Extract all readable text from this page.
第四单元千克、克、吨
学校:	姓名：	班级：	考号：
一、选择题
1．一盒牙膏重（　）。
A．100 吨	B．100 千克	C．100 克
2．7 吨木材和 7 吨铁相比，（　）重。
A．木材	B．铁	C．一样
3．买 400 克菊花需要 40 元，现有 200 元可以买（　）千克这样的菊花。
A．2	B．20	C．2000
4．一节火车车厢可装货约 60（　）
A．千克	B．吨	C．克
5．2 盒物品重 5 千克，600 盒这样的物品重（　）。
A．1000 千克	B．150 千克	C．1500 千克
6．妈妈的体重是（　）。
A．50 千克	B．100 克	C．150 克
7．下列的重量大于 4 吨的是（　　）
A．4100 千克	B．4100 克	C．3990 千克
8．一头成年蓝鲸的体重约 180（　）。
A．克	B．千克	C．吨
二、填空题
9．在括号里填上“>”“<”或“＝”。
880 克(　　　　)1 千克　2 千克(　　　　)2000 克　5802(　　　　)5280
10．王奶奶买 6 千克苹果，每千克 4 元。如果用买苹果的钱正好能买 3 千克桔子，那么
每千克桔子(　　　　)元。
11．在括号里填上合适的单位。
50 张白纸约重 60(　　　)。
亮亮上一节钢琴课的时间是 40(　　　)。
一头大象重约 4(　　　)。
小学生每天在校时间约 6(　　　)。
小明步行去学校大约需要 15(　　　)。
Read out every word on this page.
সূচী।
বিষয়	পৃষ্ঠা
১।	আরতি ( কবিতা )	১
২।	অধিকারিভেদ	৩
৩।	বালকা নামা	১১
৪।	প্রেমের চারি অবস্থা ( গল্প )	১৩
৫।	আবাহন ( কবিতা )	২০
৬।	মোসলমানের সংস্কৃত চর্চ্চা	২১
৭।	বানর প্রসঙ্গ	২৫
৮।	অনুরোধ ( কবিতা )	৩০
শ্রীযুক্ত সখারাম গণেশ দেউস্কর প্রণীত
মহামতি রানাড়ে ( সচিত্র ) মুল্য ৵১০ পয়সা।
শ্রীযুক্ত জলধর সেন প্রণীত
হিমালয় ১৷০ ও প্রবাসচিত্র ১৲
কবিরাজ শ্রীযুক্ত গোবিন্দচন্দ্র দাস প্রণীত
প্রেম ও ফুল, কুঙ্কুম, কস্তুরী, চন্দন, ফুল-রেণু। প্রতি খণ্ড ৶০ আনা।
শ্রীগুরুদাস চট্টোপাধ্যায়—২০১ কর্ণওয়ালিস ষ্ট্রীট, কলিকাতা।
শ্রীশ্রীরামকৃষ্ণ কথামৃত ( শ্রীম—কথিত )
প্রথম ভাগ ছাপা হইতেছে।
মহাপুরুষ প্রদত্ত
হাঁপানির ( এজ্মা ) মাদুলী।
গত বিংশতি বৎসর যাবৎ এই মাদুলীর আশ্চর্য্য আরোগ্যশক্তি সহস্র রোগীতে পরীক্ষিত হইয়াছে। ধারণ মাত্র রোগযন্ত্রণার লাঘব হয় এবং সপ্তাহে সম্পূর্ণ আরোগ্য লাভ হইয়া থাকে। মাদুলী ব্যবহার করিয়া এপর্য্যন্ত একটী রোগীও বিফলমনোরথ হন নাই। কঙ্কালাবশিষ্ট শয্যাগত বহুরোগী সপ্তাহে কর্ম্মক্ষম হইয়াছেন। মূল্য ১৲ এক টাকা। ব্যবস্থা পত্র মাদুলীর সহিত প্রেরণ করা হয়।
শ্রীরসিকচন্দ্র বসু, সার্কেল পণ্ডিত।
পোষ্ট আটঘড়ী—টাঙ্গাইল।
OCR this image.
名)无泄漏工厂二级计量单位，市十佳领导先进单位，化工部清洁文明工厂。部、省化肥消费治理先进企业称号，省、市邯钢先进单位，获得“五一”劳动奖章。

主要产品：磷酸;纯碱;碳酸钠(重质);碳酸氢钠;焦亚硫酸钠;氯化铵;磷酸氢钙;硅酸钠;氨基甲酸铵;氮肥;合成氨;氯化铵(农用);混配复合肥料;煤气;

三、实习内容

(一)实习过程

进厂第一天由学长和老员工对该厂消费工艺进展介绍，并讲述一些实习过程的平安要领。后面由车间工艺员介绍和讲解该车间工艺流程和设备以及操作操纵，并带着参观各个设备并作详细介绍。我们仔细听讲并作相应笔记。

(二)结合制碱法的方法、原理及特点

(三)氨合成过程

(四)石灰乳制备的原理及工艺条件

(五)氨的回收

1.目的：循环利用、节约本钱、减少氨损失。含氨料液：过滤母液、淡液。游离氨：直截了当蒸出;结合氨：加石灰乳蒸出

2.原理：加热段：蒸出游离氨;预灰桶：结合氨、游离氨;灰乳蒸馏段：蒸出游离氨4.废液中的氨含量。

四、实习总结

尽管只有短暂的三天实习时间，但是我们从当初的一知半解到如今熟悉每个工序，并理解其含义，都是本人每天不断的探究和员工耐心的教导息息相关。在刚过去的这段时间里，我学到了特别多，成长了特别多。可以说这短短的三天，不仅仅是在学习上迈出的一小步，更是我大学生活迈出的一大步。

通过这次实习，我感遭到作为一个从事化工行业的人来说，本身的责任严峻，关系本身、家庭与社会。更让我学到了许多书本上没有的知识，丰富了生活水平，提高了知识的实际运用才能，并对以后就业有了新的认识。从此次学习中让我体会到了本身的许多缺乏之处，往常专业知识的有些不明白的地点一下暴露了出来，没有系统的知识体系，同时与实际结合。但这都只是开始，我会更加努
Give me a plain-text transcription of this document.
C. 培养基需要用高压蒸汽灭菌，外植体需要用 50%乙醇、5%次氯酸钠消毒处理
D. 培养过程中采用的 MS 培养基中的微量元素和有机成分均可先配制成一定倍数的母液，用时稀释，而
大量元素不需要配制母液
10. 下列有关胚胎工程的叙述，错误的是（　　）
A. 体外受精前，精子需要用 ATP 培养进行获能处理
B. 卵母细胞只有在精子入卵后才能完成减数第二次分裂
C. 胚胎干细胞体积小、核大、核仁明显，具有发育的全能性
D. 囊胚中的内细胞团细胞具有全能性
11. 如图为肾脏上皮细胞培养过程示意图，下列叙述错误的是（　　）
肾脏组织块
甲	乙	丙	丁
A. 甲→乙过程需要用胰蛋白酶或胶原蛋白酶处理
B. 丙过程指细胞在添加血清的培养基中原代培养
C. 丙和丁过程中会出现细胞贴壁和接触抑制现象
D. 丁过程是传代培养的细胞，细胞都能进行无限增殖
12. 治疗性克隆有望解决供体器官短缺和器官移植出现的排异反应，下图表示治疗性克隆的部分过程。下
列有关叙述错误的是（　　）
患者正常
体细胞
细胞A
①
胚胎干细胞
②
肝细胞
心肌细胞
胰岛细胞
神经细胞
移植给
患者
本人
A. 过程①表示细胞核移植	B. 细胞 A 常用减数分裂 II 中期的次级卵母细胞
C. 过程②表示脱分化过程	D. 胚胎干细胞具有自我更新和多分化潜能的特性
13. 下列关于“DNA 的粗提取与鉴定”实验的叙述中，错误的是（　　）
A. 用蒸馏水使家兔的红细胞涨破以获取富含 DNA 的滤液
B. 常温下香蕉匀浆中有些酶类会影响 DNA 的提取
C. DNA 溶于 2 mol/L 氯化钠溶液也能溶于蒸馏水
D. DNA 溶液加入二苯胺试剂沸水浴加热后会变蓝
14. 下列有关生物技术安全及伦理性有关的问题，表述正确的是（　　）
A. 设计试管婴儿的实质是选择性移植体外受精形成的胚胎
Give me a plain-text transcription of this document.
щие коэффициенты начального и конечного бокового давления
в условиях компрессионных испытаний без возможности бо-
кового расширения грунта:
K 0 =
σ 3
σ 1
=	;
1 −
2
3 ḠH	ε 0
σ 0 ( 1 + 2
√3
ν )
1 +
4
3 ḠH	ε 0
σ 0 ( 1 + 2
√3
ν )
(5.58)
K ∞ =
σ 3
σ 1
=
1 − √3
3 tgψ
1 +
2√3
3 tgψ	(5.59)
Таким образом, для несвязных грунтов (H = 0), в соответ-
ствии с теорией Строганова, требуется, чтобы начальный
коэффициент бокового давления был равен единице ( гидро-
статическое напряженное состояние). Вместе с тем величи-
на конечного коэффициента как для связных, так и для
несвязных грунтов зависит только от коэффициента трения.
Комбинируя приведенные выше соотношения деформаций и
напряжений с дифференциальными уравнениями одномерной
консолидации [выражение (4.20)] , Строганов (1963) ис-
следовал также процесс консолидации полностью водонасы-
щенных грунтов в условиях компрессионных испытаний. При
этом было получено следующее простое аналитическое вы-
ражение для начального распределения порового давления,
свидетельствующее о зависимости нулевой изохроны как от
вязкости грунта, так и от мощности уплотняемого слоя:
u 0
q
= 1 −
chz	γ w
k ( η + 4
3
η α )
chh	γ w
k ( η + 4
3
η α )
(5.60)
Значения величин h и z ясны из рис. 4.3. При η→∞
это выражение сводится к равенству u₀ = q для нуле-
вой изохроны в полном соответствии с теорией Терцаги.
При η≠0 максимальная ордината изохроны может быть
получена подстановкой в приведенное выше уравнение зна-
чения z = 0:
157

###

### What is expected:
Answer only with how many lines in the records include "page".

### Result of the exercise:
2